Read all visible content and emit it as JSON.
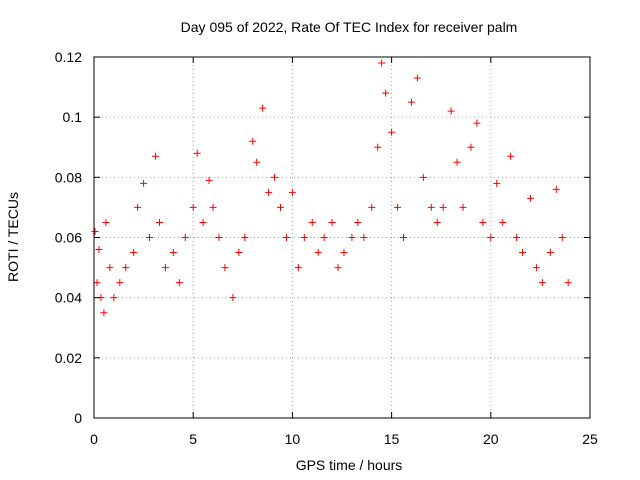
{
  "chart_data": {
    "type": "scatter",
    "title": "Day 095 of 2022, Rate Of TEC Index for receiver palm",
    "xlabel": "GPS time / hours",
    "ylabel": "ROTI / TECUs",
    "xlim": [
      0,
      25
    ],
    "ylim": [
      0,
      0.12
    ],
    "xticks": [
      0,
      5,
      10,
      15,
      20,
      25
    ],
    "xtick_labels": [
      "0",
      "5",
      "10",
      "15",
      "20",
      "25"
    ],
    "yticks": [
      0,
      0.02,
      0.04,
      0.06,
      0.08,
      0.1,
      0.12
    ],
    "ytick_labels": [
      "0",
      "0.02",
      "0.04",
      "0.06",
      "0.08",
      "0.1",
      "0.12"
    ],
    "grid": true,
    "marker": "+",
    "color": "#ff0000",
    "series": [
      {
        "x": [
          0.05,
          0.15,
          0.25,
          0.35,
          0.5,
          0.6,
          0.8,
          1.0,
          1.3,
          1.6,
          2.0,
          2.2,
          2.5,
          2.8,
          3.1,
          3.3,
          3.6,
          4.0,
          4.3,
          4.6,
          5.0,
          5.2,
          5.5,
          5.8,
          6.0,
          6.3,
          6.6,
          7.0,
          7.3,
          7.6,
          8.0,
          8.2,
          8.5,
          8.8,
          9.1,
          9.4,
          9.7,
          10.0,
          10.3,
          10.6,
          11.0,
          11.3,
          11.6,
          12.0,
          12.3,
          12.6,
          13.0,
          13.3,
          13.6,
          14.0,
          14.3,
          14.5,
          14.7,
          15.0,
          15.3,
          15.6,
          16.0,
          16.3,
          16.6,
          17.0,
          17.3,
          17.6,
          18.0,
          18.3,
          18.6,
          19.0,
          19.3,
          19.6,
          20.0,
          20.3,
          20.6,
          21.0,
          21.3,
          21.6,
          22.0,
          22.3,
          22.6,
          23.0,
          23.3,
          23.6,
          23.9
        ],
        "y": [
          0.062,
          0.045,
          0.056,
          0.04,
          0.035,
          0.065,
          0.05,
          0.04,
          0.045,
          0.05,
          0.055,
          0.07,
          0.078,
          0.06,
          0.087,
          0.065,
          0.05,
          0.055,
          0.045,
          0.06,
          0.07,
          0.088,
          0.065,
          0.079,
          0.07,
          0.06,
          0.05,
          0.04,
          0.055,
          0.06,
          0.092,
          0.085,
          0.103,
          0.075,
          0.08,
          0.07,
          0.06,
          0.075,
          0.05,
          0.06,
          0.065,
          0.055,
          0.06,
          0.065,
          0.05,
          0.055,
          0.06,
          0.065,
          0.06,
          0.07,
          0.09,
          0.118,
          0.108,
          0.095,
          0.07,
          0.06,
          0.105,
          0.113,
          0.08,
          0.07,
          0.065,
          0.07,
          0.102,
          0.085,
          0.07,
          0.09,
          0.098,
          0.065,
          0.06,
          0.078,
          0.065,
          0.087,
          0.06,
          0.055,
          0.073,
          0.05,
          0.045,
          0.055,
          0.076,
          0.06,
          0.045
        ]
      }
    ]
  }
}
##############################
Given exercise
Can you restate all the records above word for word while dropping the pictures?

Full output
Read all visible content and emit it as JSON.
{
  "chart_data": {
    "type": "scatter",
    "title": "Day 095 of 2022, Rate Of TEC Index for receiver palm",
    "xlabel": "GPS time / hours",
    "ylabel": "ROTI / TECUs",
    "xlim": [
      0,
      25
    ],
    "ylim": [
      0,
      0.12
    ],
    "xticks": [
      0,
      5,
      10,
      15,
      20,
      25
    ],
    "xtick_labels": [
      "0",
      "5",
      "10",
      "15",
      "20",
      "25"
    ],
    "yticks": [
      0,
      0.02,
      0.04,
      0.06,
      0.08,
      0.1,
      0.12
    ],
    "ytick_labels": [
      "0",
      "0.02",
      "0.04",
      "0.06",
      "0.08",
      "0.1",
      "0.12"
    ],
    "grid": true,
    "marker": "+",
    "color": "#ff0000",
    "series": [
      {
        "x": [
          0.05,
          0.15,
          0.25,
          0.35,
          0.5,
          0.6,
          0.8,
          1.0,
          1.3,
          1.6,
          2.0,
          2.2,
          2.5,
          2.8,
          3.1,
          3.3,
          3.6,
          4.0,
          4.3,
          4.6,
          5.0,
          5.2,
          5.5,
          5.8,
          6.0,
          6.3,
          6.6,
          7.0,
          7.3,
          7.6,
          8.0,
          8.2,
          8.5,
          8.8,
          9.1,
          9.4,
          9.7,
          10.0,
          10.3,
          10.6,
          11.0,
          11.3,
          11.6,
          12.0,
          12.3,
          12.6,
          13.0,
          13.3,
          13.6,
          14.0,
          14.3,
          14.5,
          14.7,
          15.0,
          15.3,
          15.6,
          16.0,
          16.3,
          16.6,
          17.0,
          17.3,
          17.6,
          18.0,
          18.3,
          18.6,
          19.0,
          19.3,
          19.6,
          20.0,
          20.3,
          20.6,
          21.0,
          21.3,
          21.6,
          22.0,
          22.3,
          22.6,
          23.0,
          23.3,
          23.6,
          23.9
        ],
        "y": [
          0.062,
          0.045,
          0.056,
          0.04,
          0.035,
          0.065,
          0.05,
          0.04,
          0.045,
          0.05,
          0.055,
          0.07,
          0.078,
          0.06,
          0.087,
          0.065,
          0.05,
          0.055,
          0.045,
          0.06,
          0.07,
          0.088,
          0.065,
          0.079,
          0.07,
          0.06,
          0.05,
          0.04,
          0.055,
          0.06,
          0.092,
          0.085,
          0.103,
          0.075,
          0.08,
          0.07,
          0.06,
          0.075,
          0.05,
          0.06,
          0.065,
          0.055,
          0.06,
          0.065,
          0.05,
          0.055,
          0.06,
          0.065,
          0.06,
          0.07,
          0.09,
          0.118,
          0.108,
          0.095,
          0.07,
          0.06,
          0.105,
          0.113,
          0.08,
          0.07,
          0.065,
          0.07,
          0.102,
          0.085,
          0.07,
          0.09,
          0.098,
          0.065,
          0.06,
          0.078,
          0.065,
          0.087,
          0.06,
          0.055,
          0.073,
          0.05,
          0.045,
          0.055,
          0.076,
          0.06,
          0.045
        ]
      }
    ]
  }
}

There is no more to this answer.